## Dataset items
--- Start ---
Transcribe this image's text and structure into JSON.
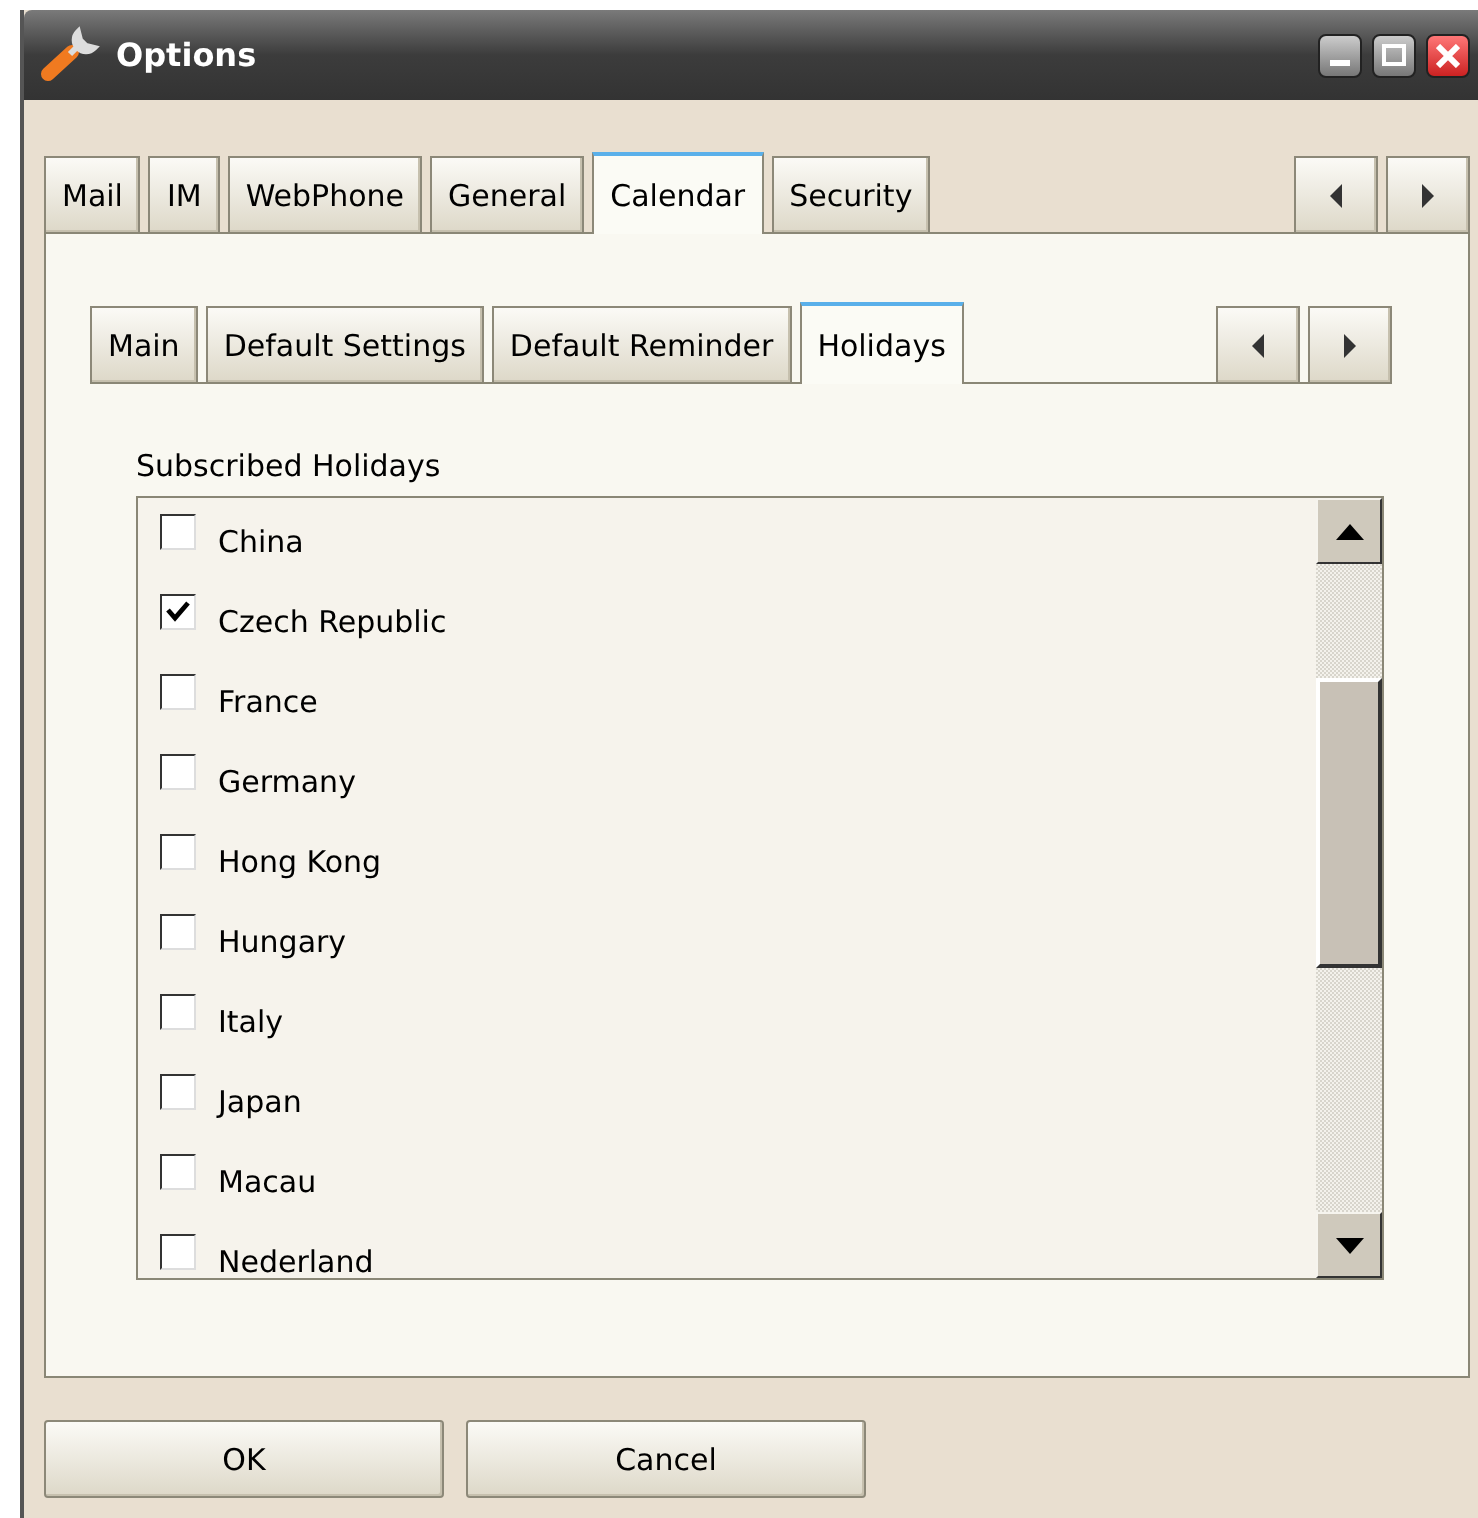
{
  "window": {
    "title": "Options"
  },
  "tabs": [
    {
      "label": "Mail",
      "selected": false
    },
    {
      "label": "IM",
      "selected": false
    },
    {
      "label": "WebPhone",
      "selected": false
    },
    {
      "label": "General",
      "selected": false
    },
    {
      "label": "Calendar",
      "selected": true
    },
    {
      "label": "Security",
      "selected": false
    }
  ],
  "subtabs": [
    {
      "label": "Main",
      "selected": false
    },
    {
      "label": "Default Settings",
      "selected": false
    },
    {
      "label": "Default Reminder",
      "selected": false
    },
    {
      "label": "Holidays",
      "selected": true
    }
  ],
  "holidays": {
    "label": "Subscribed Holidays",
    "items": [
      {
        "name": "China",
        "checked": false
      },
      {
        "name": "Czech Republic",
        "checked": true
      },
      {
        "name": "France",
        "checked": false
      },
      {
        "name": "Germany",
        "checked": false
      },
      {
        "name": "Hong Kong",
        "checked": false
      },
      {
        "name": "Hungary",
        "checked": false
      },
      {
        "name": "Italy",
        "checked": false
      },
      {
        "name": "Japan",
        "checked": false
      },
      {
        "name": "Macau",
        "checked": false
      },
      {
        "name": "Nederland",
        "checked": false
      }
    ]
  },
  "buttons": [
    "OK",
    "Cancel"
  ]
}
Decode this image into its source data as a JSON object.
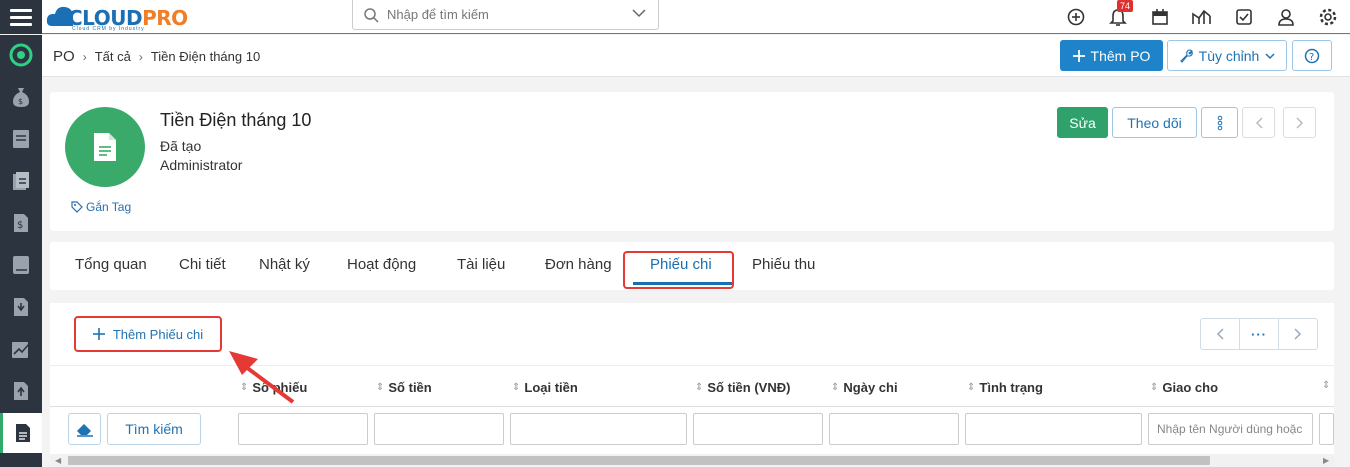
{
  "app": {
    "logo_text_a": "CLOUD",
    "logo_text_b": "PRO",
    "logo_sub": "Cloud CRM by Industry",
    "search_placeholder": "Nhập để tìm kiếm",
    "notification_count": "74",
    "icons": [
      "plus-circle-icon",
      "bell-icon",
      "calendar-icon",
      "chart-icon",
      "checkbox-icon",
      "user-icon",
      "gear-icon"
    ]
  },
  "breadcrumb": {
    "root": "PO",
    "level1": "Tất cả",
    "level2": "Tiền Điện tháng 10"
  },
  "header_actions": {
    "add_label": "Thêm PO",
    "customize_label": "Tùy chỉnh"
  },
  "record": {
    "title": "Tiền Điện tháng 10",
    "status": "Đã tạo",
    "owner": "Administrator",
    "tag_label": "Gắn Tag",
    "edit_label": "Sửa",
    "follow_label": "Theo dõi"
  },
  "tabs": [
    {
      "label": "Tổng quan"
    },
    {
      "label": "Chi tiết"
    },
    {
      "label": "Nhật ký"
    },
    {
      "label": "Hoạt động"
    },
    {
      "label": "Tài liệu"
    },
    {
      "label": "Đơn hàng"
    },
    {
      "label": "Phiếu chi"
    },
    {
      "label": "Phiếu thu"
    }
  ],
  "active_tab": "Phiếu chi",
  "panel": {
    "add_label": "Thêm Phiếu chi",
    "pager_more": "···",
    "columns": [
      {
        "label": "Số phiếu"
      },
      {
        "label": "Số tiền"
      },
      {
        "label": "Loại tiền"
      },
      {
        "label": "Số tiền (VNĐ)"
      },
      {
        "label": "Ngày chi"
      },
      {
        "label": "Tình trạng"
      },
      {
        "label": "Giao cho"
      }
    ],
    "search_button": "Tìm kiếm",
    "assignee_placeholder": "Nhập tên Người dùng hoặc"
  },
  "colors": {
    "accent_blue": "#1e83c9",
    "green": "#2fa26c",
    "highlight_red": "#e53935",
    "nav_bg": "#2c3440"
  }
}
--- End ---
## Your instructions
Find the lines holding "tháng" and list every one.

## Exercise solution
    "level2": "Tiền Điện tháng 10"
    "title": "Tiền Điện tháng 10",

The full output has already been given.